What to do
All of the records below need to be copied exactly.

Dataset listings of figures
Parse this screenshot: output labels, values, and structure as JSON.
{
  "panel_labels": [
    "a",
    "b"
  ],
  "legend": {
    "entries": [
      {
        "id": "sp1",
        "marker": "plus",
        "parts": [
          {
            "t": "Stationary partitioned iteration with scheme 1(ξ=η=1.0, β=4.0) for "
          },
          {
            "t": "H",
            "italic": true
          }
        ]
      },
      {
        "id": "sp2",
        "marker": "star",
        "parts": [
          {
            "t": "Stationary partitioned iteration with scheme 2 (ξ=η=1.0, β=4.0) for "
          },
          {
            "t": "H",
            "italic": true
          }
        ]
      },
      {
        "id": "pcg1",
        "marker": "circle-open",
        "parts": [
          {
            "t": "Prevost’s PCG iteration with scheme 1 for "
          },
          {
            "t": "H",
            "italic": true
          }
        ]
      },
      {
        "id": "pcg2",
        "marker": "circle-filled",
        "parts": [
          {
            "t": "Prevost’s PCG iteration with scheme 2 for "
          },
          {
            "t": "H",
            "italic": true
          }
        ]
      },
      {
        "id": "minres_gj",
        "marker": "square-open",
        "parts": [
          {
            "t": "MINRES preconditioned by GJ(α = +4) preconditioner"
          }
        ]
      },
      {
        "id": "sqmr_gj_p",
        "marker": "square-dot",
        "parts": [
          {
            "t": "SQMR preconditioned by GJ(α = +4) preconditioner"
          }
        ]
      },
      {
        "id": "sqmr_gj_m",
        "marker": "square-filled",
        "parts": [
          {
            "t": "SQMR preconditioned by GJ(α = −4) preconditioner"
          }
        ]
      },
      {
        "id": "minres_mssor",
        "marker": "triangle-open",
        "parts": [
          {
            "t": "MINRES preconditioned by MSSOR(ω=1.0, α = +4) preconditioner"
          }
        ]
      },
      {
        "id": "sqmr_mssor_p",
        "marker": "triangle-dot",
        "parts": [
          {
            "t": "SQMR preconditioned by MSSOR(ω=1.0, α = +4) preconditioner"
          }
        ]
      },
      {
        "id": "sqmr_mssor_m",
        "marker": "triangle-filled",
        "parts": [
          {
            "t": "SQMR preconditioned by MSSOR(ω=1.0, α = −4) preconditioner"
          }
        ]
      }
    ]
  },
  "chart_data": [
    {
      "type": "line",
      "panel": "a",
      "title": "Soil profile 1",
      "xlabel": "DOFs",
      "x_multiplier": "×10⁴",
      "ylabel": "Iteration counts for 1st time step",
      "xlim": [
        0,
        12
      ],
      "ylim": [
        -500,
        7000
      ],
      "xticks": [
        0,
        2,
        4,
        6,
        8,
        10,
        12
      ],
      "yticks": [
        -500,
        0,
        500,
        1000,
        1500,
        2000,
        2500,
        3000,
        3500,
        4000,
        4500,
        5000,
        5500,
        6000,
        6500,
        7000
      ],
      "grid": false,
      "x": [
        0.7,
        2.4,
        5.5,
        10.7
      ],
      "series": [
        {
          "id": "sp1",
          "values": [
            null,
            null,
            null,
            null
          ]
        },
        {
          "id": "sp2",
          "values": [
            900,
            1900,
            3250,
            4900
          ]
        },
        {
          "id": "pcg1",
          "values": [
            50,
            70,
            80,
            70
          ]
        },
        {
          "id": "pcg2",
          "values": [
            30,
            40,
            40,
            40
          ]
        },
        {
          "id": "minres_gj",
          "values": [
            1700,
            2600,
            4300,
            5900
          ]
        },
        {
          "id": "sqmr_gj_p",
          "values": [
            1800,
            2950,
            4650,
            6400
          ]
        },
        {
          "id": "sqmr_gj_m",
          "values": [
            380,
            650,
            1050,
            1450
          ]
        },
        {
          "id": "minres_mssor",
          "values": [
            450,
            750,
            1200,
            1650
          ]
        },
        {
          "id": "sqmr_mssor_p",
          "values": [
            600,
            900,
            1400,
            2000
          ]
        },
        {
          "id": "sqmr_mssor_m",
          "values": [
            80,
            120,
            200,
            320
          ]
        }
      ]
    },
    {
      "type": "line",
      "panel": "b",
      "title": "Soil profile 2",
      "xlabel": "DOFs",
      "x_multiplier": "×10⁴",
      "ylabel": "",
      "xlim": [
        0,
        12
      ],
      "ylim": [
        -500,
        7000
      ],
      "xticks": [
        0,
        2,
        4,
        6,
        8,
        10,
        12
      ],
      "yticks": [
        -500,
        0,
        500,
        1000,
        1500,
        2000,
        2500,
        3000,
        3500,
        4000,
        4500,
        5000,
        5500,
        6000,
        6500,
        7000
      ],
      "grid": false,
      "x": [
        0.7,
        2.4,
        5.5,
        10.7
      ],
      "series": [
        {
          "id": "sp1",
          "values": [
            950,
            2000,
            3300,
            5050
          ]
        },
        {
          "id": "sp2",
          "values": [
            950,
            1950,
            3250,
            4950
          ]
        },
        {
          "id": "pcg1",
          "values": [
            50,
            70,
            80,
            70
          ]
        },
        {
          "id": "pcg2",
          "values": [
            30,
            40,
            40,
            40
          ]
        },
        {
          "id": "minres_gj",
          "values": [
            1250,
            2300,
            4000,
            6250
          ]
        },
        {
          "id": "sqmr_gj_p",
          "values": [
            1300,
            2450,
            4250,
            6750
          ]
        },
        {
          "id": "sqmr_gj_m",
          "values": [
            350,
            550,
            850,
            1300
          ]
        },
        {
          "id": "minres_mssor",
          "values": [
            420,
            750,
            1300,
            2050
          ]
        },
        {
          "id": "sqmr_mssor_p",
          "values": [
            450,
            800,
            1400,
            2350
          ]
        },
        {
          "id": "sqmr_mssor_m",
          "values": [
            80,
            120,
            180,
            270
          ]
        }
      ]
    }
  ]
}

Final result
Parse this screenshot: output labels, values, and structure as JSON.
{
  "panel_labels": [
    "a",
    "b"
  ],
  "legend": {
    "entries": [
      {
        "id": "sp1",
        "marker": "plus",
        "parts": [
          {
            "t": "Stationary partitioned iteration with scheme 1(ξ=η=1.0, β=4.0) for "
          },
          {
            "t": "H",
            "italic": true
          }
        ]
      },
      {
        "id": "sp2",
        "marker": "star",
        "parts": [
          {
            "t": "Stationary partitioned iteration with scheme 2 (ξ=η=1.0, β=4.0) for "
          },
          {
            "t": "H",
            "italic": true
          }
        ]
      },
      {
        "id": "pcg1",
        "marker": "circle-open",
        "parts": [
          {
            "t": "Prevost’s PCG iteration with scheme 1 for "
          },
          {
            "t": "H",
            "italic": true
          }
        ]
      },
      {
        "id": "pcg2",
        "marker": "circle-filled",
        "parts": [
          {
            "t": "Prevost’s PCG iteration with scheme 2 for "
          },
          {
            "t": "H",
            "italic": true
          }
        ]
      },
      {
        "id": "minres_gj",
        "marker": "square-open",
        "parts": [
          {
            "t": "MINRES preconditioned by GJ(α = +4) preconditioner"
          }
        ]
      },
      {
        "id": "sqmr_gj_p",
        "marker": "square-dot",
        "parts": [
          {
            "t": "SQMR preconditioned by GJ(α = +4) preconditioner"
          }
        ]
      },
      {
        "id": "sqmr_gj_m",
        "marker": "square-filled",
        "parts": [
          {
            "t": "SQMR preconditioned by GJ(α = −4) preconditioner"
          }
        ]
      },
      {
        "id": "minres_mssor",
        "marker": "triangle-open",
        "parts": [
          {
            "t": "MINRES preconditioned by MSSOR(ω=1.0, α = +4) preconditioner"
          }
        ]
      },
      {
        "id": "sqmr_mssor_p",
        "marker": "triangle-dot",
        "parts": [
          {
            "t": "SQMR preconditioned by MSSOR(ω=1.0, α = +4) preconditioner"
          }
        ]
      },
      {
        "id": "sqmr_mssor_m",
        "marker": "triangle-filled",
        "parts": [
          {
            "t": "SQMR preconditioned by MSSOR(ω=1.0, α = −4) preconditioner"
          }
        ]
      }
    ]
  },
  "chart_data": [
    {
      "type": "line",
      "panel": "a",
      "title": "Soil profile 1",
      "xlabel": "DOFs",
      "x_multiplier": "×10⁴",
      "ylabel": "Iteration counts for 1st time step",
      "xlim": [
        0,
        12
      ],
      "ylim": [
        -500,
        7000
      ],
      "xticks": [
        0,
        2,
        4,
        6,
        8,
        10,
        12
      ],
      "yticks": [
        -500,
        0,
        500,
        1000,
        1500,
        2000,
        2500,
        3000,
        3500,
        4000,
        4500,
        5000,
        5500,
        6000,
        6500,
        7000
      ],
      "grid": false,
      "x": [
        0.7,
        2.4,
        5.5,
        10.7
      ],
      "series": [
        {
          "id": "sp1",
          "values": [
            null,
            null,
            null,
            null
          ]
        },
        {
          "id": "sp2",
          "values": [
            900,
            1900,
            3250,
            4900
          ]
        },
        {
          "id": "pcg1",
          "values": [
            50,
            70,
            80,
            70
          ]
        },
        {
          "id": "pcg2",
          "values": [
            30,
            40,
            40,
            40
          ]
        },
        {
          "id": "minres_gj",
          "values": [
            1700,
            2600,
            4300,
            5900
          ]
        },
        {
          "id": "sqmr_gj_p",
          "values": [
            1800,
            2950,
            4650,
            6400
          ]
        },
        {
          "id": "sqmr_gj_m",
          "values": [
            380,
            650,
            1050,
            1450
          ]
        },
        {
          "id": "minres_mssor",
          "values": [
            450,
            750,
            1200,
            1650
          ]
        },
        {
          "id": "sqmr_mssor_p",
          "values": [
            600,
            900,
            1400,
            2000
          ]
        },
        {
          "id": "sqmr_mssor_m",
          "values": [
            80,
            120,
            200,
            320
          ]
        }
      ]
    },
    {
      "type": "line",
      "panel": "b",
      "title": "Soil profile 2",
      "xlabel": "DOFs",
      "x_multiplier": "×10⁴",
      "ylabel": "",
      "xlim": [
        0,
        12
      ],
      "ylim": [
        -500,
        7000
      ],
      "xticks": [
        0,
        2,
        4,
        6,
        8,
        10,
        12
      ],
      "yticks": [
        -500,
        0,
        500,
        1000,
        1500,
        2000,
        2500,
        3000,
        3500,
        4000,
        4500,
        5000,
        5500,
        6000,
        6500,
        7000
      ],
      "grid": false,
      "x": [
        0.7,
        2.4,
        5.5,
        10.7
      ],
      "series": [
        {
          "id": "sp1",
          "values": [
            950,
            2000,
            3300,
            5050
          ]
        },
        {
          "id": "sp2",
          "values": [
            950,
            1950,
            3250,
            4950
          ]
        },
        {
          "id": "pcg1",
          "values": [
            50,
            70,
            80,
            70
          ]
        },
        {
          "id": "pcg2",
          "values": [
            30,
            40,
            40,
            40
          ]
        },
        {
          "id": "minres_gj",
          "values": [
            1250,
            2300,
            4000,
            6250
          ]
        },
        {
          "id": "sqmr_gj_p",
          "values": [
            1300,
            2450,
            4250,
            6750
          ]
        },
        {
          "id": "sqmr_gj_m",
          "values": [
            350,
            550,
            850,
            1300
          ]
        },
        {
          "id": "minres_mssor",
          "values": [
            420,
            750,
            1300,
            2050
          ]
        },
        {
          "id": "sqmr_mssor_p",
          "values": [
            450,
            800,
            1400,
            2350
          ]
        },
        {
          "id": "sqmr_mssor_m",
          "values": [
            80,
            120,
            180,
            270
          ]
        }
      ]
    }
  ]
}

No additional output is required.